What is required:
Reproduce all entries precisely as they are written.

BEGIN Input data

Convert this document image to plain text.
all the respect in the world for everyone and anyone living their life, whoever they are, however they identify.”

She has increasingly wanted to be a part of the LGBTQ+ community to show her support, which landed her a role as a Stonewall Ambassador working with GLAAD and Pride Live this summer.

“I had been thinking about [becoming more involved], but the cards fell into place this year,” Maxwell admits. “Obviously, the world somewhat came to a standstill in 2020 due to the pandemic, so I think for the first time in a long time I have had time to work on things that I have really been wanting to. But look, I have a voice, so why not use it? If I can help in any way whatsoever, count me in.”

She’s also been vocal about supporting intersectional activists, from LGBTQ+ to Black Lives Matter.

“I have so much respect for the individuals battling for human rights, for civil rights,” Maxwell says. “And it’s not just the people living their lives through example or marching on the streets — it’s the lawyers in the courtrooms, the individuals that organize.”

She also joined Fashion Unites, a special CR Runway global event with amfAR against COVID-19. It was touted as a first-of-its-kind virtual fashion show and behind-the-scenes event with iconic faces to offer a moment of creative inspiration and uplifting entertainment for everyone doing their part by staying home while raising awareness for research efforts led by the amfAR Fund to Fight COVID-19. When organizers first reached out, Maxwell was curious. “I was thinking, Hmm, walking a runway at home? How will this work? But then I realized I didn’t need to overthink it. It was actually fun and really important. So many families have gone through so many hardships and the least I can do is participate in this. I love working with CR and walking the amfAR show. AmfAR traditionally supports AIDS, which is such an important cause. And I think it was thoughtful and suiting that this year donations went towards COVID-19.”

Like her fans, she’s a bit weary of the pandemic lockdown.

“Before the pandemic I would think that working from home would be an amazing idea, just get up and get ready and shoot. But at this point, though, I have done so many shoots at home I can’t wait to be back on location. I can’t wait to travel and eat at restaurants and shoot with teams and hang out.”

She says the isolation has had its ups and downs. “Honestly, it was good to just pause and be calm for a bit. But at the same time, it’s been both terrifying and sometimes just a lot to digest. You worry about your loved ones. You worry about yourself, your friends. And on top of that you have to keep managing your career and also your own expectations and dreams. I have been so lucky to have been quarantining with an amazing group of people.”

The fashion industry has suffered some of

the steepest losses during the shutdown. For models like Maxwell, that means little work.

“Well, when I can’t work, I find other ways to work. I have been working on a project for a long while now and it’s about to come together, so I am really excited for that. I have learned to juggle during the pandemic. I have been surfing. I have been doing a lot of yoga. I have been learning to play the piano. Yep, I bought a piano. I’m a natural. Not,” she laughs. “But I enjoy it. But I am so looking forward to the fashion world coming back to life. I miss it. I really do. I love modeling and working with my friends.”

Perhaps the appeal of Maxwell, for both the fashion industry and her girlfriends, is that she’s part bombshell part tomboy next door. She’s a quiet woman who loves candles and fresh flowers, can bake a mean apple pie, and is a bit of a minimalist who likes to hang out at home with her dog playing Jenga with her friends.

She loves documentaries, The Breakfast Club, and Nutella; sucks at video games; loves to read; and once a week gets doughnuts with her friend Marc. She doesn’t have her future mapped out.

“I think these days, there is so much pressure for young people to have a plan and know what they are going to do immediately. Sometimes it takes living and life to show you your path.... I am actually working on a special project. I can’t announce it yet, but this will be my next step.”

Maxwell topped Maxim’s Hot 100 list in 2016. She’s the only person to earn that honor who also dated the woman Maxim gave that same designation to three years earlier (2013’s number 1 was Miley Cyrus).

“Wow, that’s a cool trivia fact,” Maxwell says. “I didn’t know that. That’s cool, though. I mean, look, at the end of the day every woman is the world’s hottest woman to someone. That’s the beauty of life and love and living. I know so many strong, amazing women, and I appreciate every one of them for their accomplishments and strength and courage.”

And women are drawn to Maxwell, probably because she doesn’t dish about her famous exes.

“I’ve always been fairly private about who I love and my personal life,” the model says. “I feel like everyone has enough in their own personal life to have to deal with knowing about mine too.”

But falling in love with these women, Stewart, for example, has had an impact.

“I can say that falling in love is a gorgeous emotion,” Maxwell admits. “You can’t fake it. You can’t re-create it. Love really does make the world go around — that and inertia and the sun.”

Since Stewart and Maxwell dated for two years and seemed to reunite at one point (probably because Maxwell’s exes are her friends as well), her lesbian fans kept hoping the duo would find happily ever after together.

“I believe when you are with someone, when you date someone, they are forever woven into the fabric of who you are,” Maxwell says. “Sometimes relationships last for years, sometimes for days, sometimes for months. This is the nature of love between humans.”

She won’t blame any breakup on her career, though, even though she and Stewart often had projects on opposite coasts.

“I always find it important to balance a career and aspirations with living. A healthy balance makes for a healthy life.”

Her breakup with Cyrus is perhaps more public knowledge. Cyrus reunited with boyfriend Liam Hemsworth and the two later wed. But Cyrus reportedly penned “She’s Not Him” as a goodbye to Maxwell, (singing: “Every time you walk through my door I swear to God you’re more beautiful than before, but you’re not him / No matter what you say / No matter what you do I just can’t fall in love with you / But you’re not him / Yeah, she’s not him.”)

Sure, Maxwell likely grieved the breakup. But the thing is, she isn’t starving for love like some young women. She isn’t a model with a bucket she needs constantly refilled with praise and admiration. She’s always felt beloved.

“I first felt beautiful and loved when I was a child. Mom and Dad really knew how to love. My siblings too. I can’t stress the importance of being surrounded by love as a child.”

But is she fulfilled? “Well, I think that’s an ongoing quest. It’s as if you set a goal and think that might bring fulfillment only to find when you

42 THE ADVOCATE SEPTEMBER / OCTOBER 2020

END Input data

The reply:
Convert this document image to plain text.
all the respect in the world for everyone and anyone living their life, whoever they are, however they identify.”

She has increasingly wanted to be a part of the LGBTQ+ community to show her support, which landed her a role as a Stonewall Ambassador working with GLAAD and Pride Live this summer.

“I had been thinking about [becoming more involved], but the cards fell into place this year,” Maxwell admits. “Obviously, the world somewhat came to a standstill in 2020 due to the pandemic, so I think for the first time in a long time I have had time to work on things that I have really been wanting to. But look, I have a voice, so why not use it? If I can help in any way whatsoever, count me in.”

She’s also been vocal about supporting intersectional activists, from LGBTQ+ to Black Lives Matter.

“I have so much respect for the individuals battling for human rights, for civil rights,” Maxwell says. “And it’s not just the people living their lives through example or marching on the streets — it’s the lawyers in the courtrooms, the individuals that organize.”

She also joined Fashion Unites, a special CR Runway global event with amfAR against COVID-19. It was touted as a first-of-its-kind virtual fashion show and behind-the-scenes event with iconic faces to offer a moment of creative inspiration and uplifting entertainment for everyone doing their part by staying home while raising awareness for research efforts led by the amfAR Fund to Fight COVID-19. When organizers first reached out, Maxwell was curious. “I was thinking, Hmm, walking a runway at home? How will this work? But then I realized I didn’t need to overthink it. It was actually fun and really important. So many families have gone through so many hardships and the least I can do is participate in this. I love working with CR and walking the amfAR show. AmfAR traditionally supports AIDS, which is such an important cause. And I think it was thoughtful and suiting that this year donations went towards COVID-19.”

Like her fans, she’s a bit weary of the pandemic lockdown.

“Before the pandemic I would think that working from home would be an amazing idea, just get up and get ready and shoot. But at this point, though, I have done so many shoots at home I can’t wait to be back on location. I can’t wait to travel and eat at restaurants and shoot with teams and hang out.”

She says the isolation has had its ups and downs. “Honestly, it was good to just pause and be calm for a bit. But at the same time, it’s been both terrifying and sometimes just a lot to digest. You worry about your loved ones. You worry about yourself, your friends. And on top of that you have to keep managing your career and also your own expectations and dreams. I have been so lucky to have been quarantining with an amazing group of people.”

The fashion industry has suffered some of

the steepest losses during the shutdown. For models like Maxwell, that means little work.

“Well, when I can’t work, I find other ways to work. I have been working on a project for a long while now and it’s about to come together, so I am really excited for that. I have learned to juggle during the pandemic. I have been surfing. I have been doing a lot of yoga. I have been learning to play the piano. Yep, I bought a piano. I’m a natural. Not,” she laughs. “But I enjoy it. But I am so looking forward to the fashion world coming back to life. I miss it. I really do. I love modeling and working with my friends.”

Perhaps the appeal of Maxwell, for both the fashion industry and her girlfriends, is that she’s part bombshell part tomboy next door. She’s a quiet woman who loves candles and fresh flowers, can bake a mean apple pie, and is a bit of a minimalist who likes to hang out at home with her dog playing Jenga with her friends.

She loves documentaries, The Breakfast Club, and Nutella; sucks at video games; loves to read; and once a week gets doughnuts with her friend Marc. She doesn’t have her future mapped out.

“I think these days, there is so much pressure for young people to have a plan and know what they are going to do immediately. Sometimes it takes living and life to show you your path.... I am actually working on a special project. I can’t announce it yet, but this will be my next step.”

Maxwell topped Maxim’s Hot 100 list in 2016. She’s the only person to earn that honor who also dated the woman Maxim gave that same designation to three years earlier (2013’s number 1 was Miley Cyrus).

“Wow, that’s a cool trivia fact,” Maxwell says. “I didn’t know that. That’s cool, though. I mean, look, at the end of the day every woman is the world’s hottest woman to someone. That’s the beauty of life and love and living. I know so many strong, amazing women, and I appreciate every one of them for their accomplishments and strength and courage.”

And women are drawn to Maxwell, probably because she doesn’t dish about her famous exes.

“I’ve always been fairly private about who I love and my personal life,” the model says. “I feel like everyone has enough in their own personal life to have to deal with knowing about mine too.”

But falling in love with these women, Stewart, for example, has had an impact.

“I can say that falling in love is a gorgeous emotion,” Maxwell admits. “You can’t fake it. You can’t re-create it. Love really does make the world go around — that and inertia and the sun.”

Since Stewart and Maxwell dated for two years and seemed to reunite at one point (probably because Maxwell’s exes are her friends as well), her lesbian fans kept hoping the duo would find happily ever after together.

“I believe when you are with someone, when you date someone, they are forever woven into the fabric of who you are,” Maxwell says. “Sometimes relationships last for years, sometimes for days, sometimes for months. This is the nature of love between humans.”

She won’t blame any breakup on her career, though, even though she and Stewart often had projects on opposite coasts.

“I always find it important to balance a career and aspirations with living. A healthy balance makes for a healthy life.”

Her breakup with Cyrus is perhaps more public knowledge. Cyrus reunited with boyfriend Liam Hemsworth and the two later wed. But Cyrus reportedly penned “She’s Not Him” as a goodbye to Maxwell, (singing: “Every time you walk through my door I swear to God you’re more beautiful than before, but you’re not him / No matter what you say / No matter what you do I just can’t fall in love with you / But you’re not him / Yeah, she’s not him.”)

Sure, Maxwell likely grieved the breakup. But the thing is, she isn’t starving for love like some young women. She isn’t a model with a bucket she needs constantly refilled with praise and admiration. She’s always felt beloved.

“I first felt beautiful and loved when I was a child. Mom and Dad really knew how to love. My siblings too. I can’t stress the importance of being surrounded by love as a child.”

But is she fulfilled? “Well, I think that’s an ongoing quest. It’s as if you set a goal and think that might bring fulfillment only to find when you

42 THE ADVOCATE SEPTEMBER / OCTOBER 2020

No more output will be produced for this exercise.